[start of DATA EXTRACT]

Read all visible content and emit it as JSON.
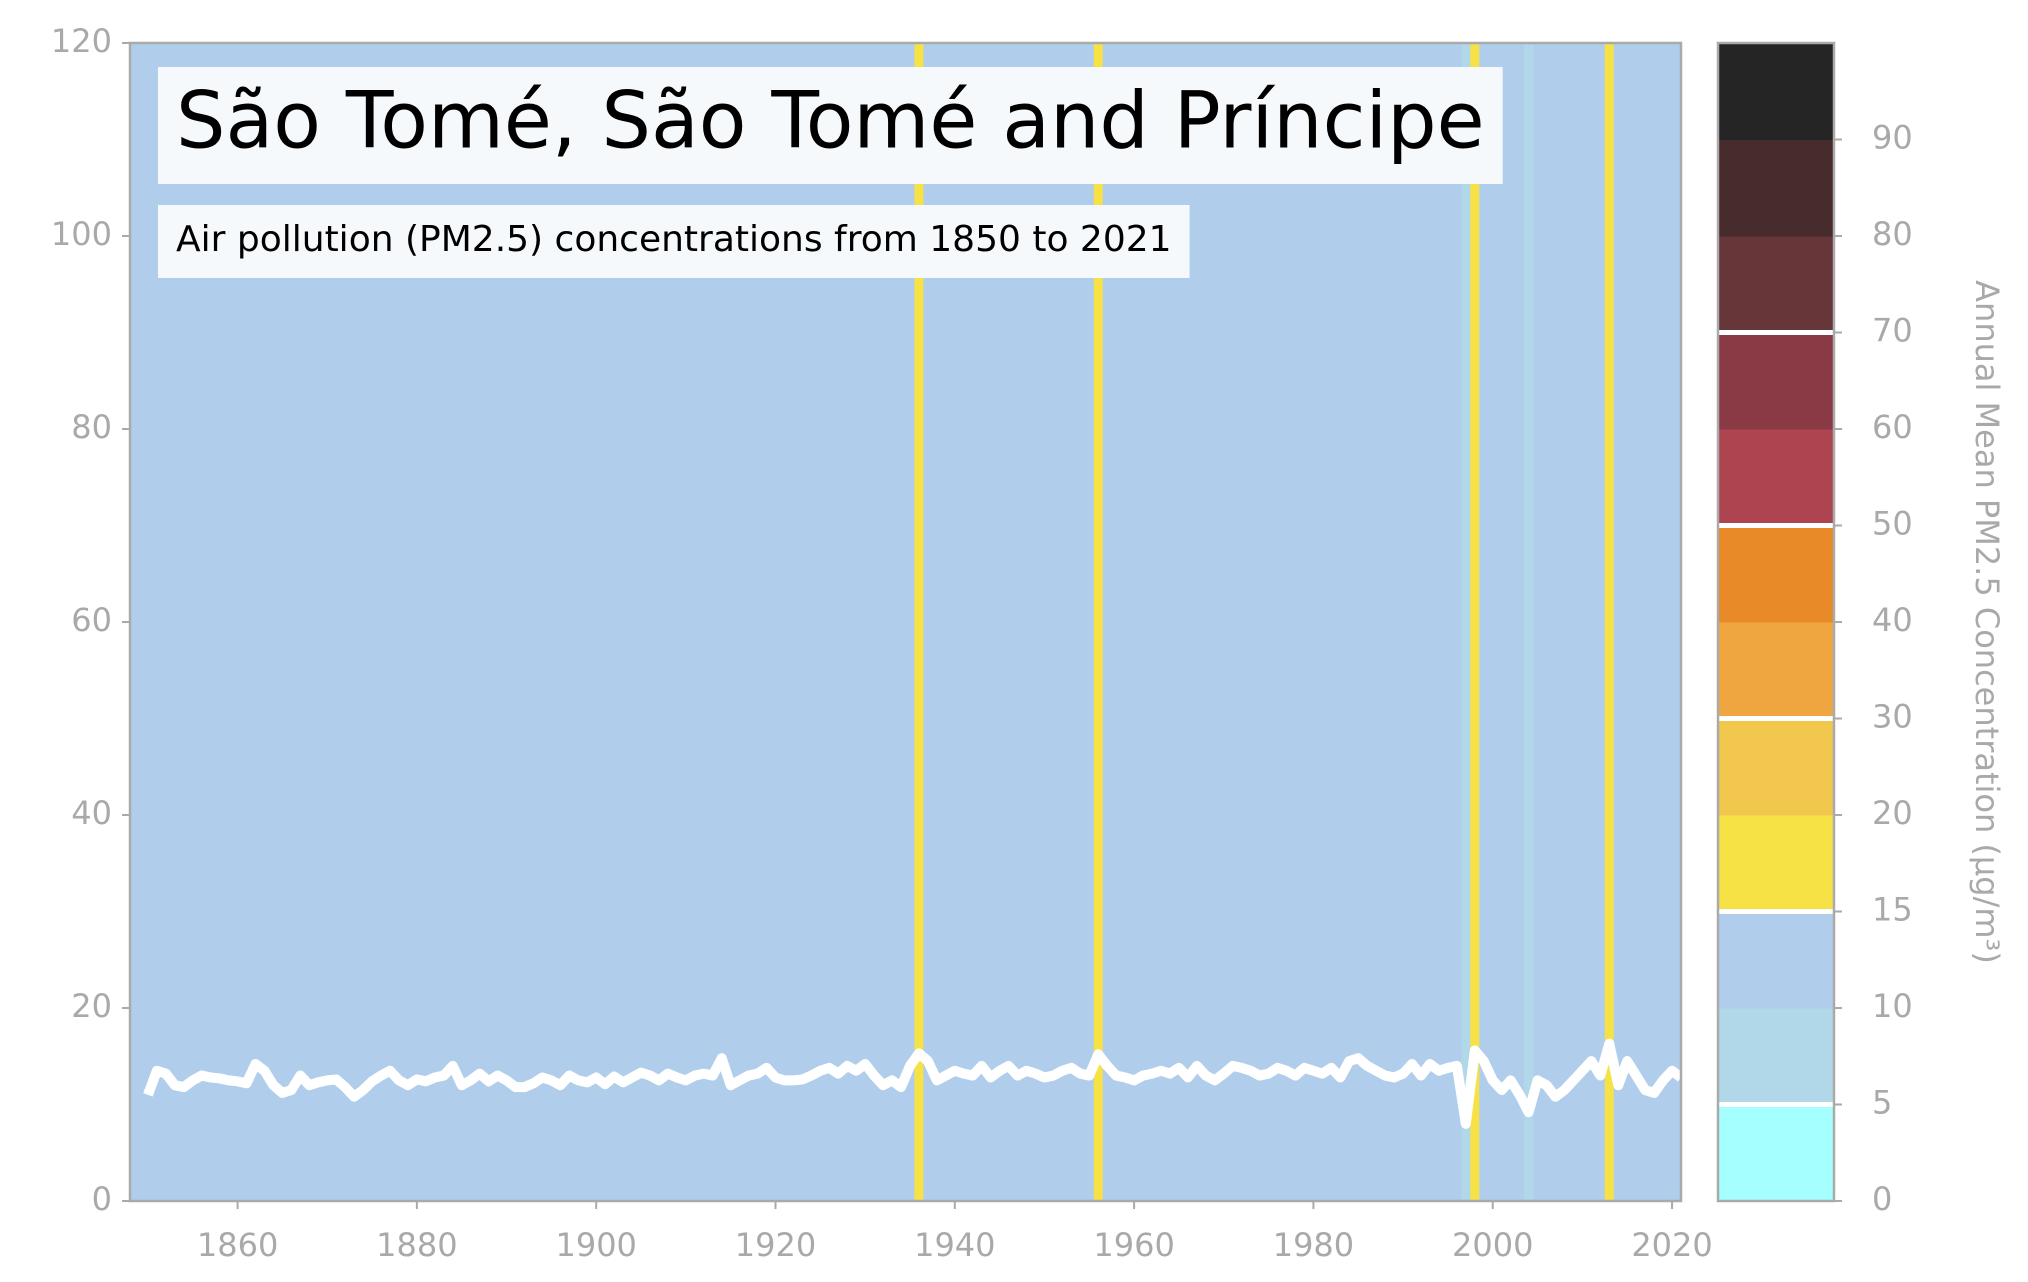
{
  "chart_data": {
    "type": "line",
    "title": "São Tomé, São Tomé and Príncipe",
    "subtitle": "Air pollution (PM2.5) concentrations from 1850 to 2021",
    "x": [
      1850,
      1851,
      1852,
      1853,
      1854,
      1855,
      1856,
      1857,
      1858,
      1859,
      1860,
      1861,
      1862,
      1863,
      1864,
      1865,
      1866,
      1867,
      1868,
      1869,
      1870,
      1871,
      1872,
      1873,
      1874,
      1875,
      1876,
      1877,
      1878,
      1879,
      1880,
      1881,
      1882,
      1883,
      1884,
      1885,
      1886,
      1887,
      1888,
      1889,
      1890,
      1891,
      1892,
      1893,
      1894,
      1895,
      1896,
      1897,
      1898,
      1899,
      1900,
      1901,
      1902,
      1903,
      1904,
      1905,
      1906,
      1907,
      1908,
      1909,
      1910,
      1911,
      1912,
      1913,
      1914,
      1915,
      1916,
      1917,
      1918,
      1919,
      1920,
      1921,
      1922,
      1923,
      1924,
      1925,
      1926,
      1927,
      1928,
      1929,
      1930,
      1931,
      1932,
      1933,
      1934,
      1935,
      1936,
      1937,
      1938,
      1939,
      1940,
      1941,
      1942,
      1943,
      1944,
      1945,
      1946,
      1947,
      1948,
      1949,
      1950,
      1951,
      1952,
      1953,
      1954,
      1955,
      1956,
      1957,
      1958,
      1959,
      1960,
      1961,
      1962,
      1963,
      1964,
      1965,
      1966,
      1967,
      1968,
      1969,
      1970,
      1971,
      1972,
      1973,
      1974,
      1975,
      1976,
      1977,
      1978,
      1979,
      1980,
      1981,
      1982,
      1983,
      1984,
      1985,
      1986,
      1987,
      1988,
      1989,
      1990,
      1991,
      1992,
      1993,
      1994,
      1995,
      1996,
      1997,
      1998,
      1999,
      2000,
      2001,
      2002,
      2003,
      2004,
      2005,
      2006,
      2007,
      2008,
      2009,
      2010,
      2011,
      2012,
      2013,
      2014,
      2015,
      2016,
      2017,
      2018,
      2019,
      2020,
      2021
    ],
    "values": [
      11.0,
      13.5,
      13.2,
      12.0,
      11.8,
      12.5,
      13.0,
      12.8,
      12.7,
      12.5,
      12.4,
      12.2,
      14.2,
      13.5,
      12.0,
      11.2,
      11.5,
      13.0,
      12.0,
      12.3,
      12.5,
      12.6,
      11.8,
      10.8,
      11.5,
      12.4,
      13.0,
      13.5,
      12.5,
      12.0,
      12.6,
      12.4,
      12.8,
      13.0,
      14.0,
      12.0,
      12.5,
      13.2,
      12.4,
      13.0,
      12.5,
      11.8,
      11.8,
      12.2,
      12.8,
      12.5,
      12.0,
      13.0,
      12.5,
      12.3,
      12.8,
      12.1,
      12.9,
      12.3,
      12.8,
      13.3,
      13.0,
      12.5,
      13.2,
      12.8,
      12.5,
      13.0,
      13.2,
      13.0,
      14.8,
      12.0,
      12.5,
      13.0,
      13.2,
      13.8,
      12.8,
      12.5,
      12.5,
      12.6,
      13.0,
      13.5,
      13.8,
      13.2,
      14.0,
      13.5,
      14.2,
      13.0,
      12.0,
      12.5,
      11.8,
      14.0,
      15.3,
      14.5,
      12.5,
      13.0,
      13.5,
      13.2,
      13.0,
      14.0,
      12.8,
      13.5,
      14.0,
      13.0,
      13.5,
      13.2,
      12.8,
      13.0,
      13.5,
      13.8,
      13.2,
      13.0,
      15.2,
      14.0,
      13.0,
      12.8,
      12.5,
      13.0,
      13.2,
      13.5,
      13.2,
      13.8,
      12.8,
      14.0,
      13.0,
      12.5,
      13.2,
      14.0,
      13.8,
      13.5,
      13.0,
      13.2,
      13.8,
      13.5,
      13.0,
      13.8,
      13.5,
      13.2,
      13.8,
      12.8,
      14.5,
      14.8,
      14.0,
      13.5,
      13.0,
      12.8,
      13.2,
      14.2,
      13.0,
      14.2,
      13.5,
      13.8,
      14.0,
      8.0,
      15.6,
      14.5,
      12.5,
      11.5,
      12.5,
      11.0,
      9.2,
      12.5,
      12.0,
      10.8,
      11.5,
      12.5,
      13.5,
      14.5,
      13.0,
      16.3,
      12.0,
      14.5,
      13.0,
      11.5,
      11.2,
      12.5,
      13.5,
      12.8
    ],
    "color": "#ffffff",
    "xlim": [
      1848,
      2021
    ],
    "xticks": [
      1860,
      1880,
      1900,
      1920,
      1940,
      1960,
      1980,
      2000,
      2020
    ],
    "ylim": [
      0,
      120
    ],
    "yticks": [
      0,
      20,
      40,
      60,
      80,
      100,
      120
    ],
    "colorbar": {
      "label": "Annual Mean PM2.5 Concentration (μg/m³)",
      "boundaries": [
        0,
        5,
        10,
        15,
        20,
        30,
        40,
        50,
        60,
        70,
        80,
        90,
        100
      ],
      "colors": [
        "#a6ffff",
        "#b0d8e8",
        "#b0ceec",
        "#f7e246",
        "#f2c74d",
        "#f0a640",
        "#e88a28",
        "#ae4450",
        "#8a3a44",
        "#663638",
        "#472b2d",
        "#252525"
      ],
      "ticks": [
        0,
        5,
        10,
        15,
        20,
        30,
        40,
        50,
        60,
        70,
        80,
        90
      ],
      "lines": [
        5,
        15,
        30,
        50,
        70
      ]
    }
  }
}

[end of DATA EXTRACT]

# WHAT THE EXERCISE ASKS
Except for the pictures, give all the material above again verbatim.

# TASK ANSWER
Read all visible content and emit it as JSON.
{
  "chart_data": {
    "type": "line",
    "title": "São Tomé, São Tomé and Príncipe",
    "subtitle": "Air pollution (PM2.5) concentrations from 1850 to 2021",
    "x": [
      1850,
      1851,
      1852,
      1853,
      1854,
      1855,
      1856,
      1857,
      1858,
      1859,
      1860,
      1861,
      1862,
      1863,
      1864,
      1865,
      1866,
      1867,
      1868,
      1869,
      1870,
      1871,
      1872,
      1873,
      1874,
      1875,
      1876,
      1877,
      1878,
      1879,
      1880,
      1881,
      1882,
      1883,
      1884,
      1885,
      1886,
      1887,
      1888,
      1889,
      1890,
      1891,
      1892,
      1893,
      1894,
      1895,
      1896,
      1897,
      1898,
      1899,
      1900,
      1901,
      1902,
      1903,
      1904,
      1905,
      1906,
      1907,
      1908,
      1909,
      1910,
      1911,
      1912,
      1913,
      1914,
      1915,
      1916,
      1917,
      1918,
      1919,
      1920,
      1921,
      1922,
      1923,
      1924,
      1925,
      1926,
      1927,
      1928,
      1929,
      1930,
      1931,
      1932,
      1933,
      1934,
      1935,
      1936,
      1937,
      1938,
      1939,
      1940,
      1941,
      1942,
      1943,
      1944,
      1945,
      1946,
      1947,
      1948,
      1949,
      1950,
      1951,
      1952,
      1953,
      1954,
      1955,
      1956,
      1957,
      1958,
      1959,
      1960,
      1961,
      1962,
      1963,
      1964,
      1965,
      1966,
      1967,
      1968,
      1969,
      1970,
      1971,
      1972,
      1973,
      1974,
      1975,
      1976,
      1977,
      1978,
      1979,
      1980,
      1981,
      1982,
      1983,
      1984,
      1985,
      1986,
      1987,
      1988,
      1989,
      1990,
      1991,
      1992,
      1993,
      1994,
      1995,
      1996,
      1997,
      1998,
      1999,
      2000,
      2001,
      2002,
      2003,
      2004,
      2005,
      2006,
      2007,
      2008,
      2009,
      2010,
      2011,
      2012,
      2013,
      2014,
      2015,
      2016,
      2017,
      2018,
      2019,
      2020,
      2021
    ],
    "values": [
      11.0,
      13.5,
      13.2,
      12.0,
      11.8,
      12.5,
      13.0,
      12.8,
      12.7,
      12.5,
      12.4,
      12.2,
      14.2,
      13.5,
      12.0,
      11.2,
      11.5,
      13.0,
      12.0,
      12.3,
      12.5,
      12.6,
      11.8,
      10.8,
      11.5,
      12.4,
      13.0,
      13.5,
      12.5,
      12.0,
      12.6,
      12.4,
      12.8,
      13.0,
      14.0,
      12.0,
      12.5,
      13.2,
      12.4,
      13.0,
      12.5,
      11.8,
      11.8,
      12.2,
      12.8,
      12.5,
      12.0,
      13.0,
      12.5,
      12.3,
      12.8,
      12.1,
      12.9,
      12.3,
      12.8,
      13.3,
      13.0,
      12.5,
      13.2,
      12.8,
      12.5,
      13.0,
      13.2,
      13.0,
      14.8,
      12.0,
      12.5,
      13.0,
      13.2,
      13.8,
      12.8,
      12.5,
      12.5,
      12.6,
      13.0,
      13.5,
      13.8,
      13.2,
      14.0,
      13.5,
      14.2,
      13.0,
      12.0,
      12.5,
      11.8,
      14.0,
      15.3,
      14.5,
      12.5,
      13.0,
      13.5,
      13.2,
      13.0,
      14.0,
      12.8,
      13.5,
      14.0,
      13.0,
      13.5,
      13.2,
      12.8,
      13.0,
      13.5,
      13.8,
      13.2,
      13.0,
      15.2,
      14.0,
      13.0,
      12.8,
      12.5,
      13.0,
      13.2,
      13.5,
      13.2,
      13.8,
      12.8,
      14.0,
      13.0,
      12.5,
      13.2,
      14.0,
      13.8,
      13.5,
      13.0,
      13.2,
      13.8,
      13.5,
      13.0,
      13.8,
      13.5,
      13.2,
      13.8,
      12.8,
      14.5,
      14.8,
      14.0,
      13.5,
      13.0,
      12.8,
      13.2,
      14.2,
      13.0,
      14.2,
      13.5,
      13.8,
      14.0,
      8.0,
      15.6,
      14.5,
      12.5,
      11.5,
      12.5,
      11.0,
      9.2,
      12.5,
      12.0,
      10.8,
      11.5,
      12.5,
      13.5,
      14.5,
      13.0,
      16.3,
      12.0,
      14.5,
      13.0,
      11.5,
      11.2,
      12.5,
      13.5,
      12.8
    ],
    "color": "#ffffff",
    "xlim": [
      1848,
      2021
    ],
    "xticks": [
      1860,
      1880,
      1900,
      1920,
      1940,
      1960,
      1980,
      2000,
      2020
    ],
    "ylim": [
      0,
      120
    ],
    "yticks": [
      0,
      20,
      40,
      60,
      80,
      100,
      120
    ],
    "colorbar": {
      "label": "Annual Mean PM2.5 Concentration (μg/m³)",
      "boundaries": [
        0,
        5,
        10,
        15,
        20,
        30,
        40,
        50,
        60,
        70,
        80,
        90,
        100
      ],
      "colors": [
        "#a6ffff",
        "#b0d8e8",
        "#b0ceec",
        "#f7e246",
        "#f2c74d",
        "#f0a640",
        "#e88a28",
        "#ae4450",
        "#8a3a44",
        "#663638",
        "#472b2d",
        "#252525"
      ],
      "ticks": [
        0,
        5,
        10,
        15,
        20,
        30,
        40,
        50,
        60,
        70,
        80,
        90
      ],
      "lines": [
        5,
        15,
        30,
        50,
        70
      ]
    }
  }
}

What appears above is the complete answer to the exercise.